- [REQUEST]
Tally the lines that contain the string "CETC" and give the number by itself.

+---+

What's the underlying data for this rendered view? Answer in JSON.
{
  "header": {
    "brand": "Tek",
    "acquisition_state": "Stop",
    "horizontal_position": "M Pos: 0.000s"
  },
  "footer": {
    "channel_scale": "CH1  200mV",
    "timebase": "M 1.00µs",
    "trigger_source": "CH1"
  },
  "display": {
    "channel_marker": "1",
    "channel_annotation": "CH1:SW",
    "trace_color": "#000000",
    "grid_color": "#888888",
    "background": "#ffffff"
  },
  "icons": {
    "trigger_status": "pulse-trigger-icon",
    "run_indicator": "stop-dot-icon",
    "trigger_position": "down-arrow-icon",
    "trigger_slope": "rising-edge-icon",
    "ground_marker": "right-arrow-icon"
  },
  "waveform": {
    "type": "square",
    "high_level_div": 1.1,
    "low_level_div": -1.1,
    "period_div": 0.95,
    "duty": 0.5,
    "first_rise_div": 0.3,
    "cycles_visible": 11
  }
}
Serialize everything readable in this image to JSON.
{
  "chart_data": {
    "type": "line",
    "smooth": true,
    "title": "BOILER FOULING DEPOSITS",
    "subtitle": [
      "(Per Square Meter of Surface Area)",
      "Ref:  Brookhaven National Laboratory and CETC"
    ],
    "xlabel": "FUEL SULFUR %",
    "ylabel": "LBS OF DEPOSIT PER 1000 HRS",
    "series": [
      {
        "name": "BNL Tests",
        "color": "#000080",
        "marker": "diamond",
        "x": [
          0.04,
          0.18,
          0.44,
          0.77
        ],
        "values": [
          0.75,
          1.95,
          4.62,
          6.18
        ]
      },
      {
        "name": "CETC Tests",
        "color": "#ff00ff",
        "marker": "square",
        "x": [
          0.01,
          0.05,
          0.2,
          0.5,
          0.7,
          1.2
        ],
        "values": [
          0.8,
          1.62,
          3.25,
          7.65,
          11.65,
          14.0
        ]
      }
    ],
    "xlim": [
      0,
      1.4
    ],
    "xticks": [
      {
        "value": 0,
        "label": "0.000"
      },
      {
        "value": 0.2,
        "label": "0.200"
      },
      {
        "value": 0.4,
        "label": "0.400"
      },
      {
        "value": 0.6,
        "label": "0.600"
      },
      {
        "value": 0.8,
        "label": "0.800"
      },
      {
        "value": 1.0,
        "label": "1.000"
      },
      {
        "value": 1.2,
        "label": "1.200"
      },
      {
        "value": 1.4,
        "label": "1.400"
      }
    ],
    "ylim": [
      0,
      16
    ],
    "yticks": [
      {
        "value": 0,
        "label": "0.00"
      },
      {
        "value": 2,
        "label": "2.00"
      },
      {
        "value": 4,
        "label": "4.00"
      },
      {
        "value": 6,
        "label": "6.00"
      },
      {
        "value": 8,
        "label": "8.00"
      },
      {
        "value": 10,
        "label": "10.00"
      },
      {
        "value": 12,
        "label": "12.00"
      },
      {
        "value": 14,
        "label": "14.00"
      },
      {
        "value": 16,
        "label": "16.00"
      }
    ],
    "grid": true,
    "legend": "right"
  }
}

+---+

- [OUTPUT]
2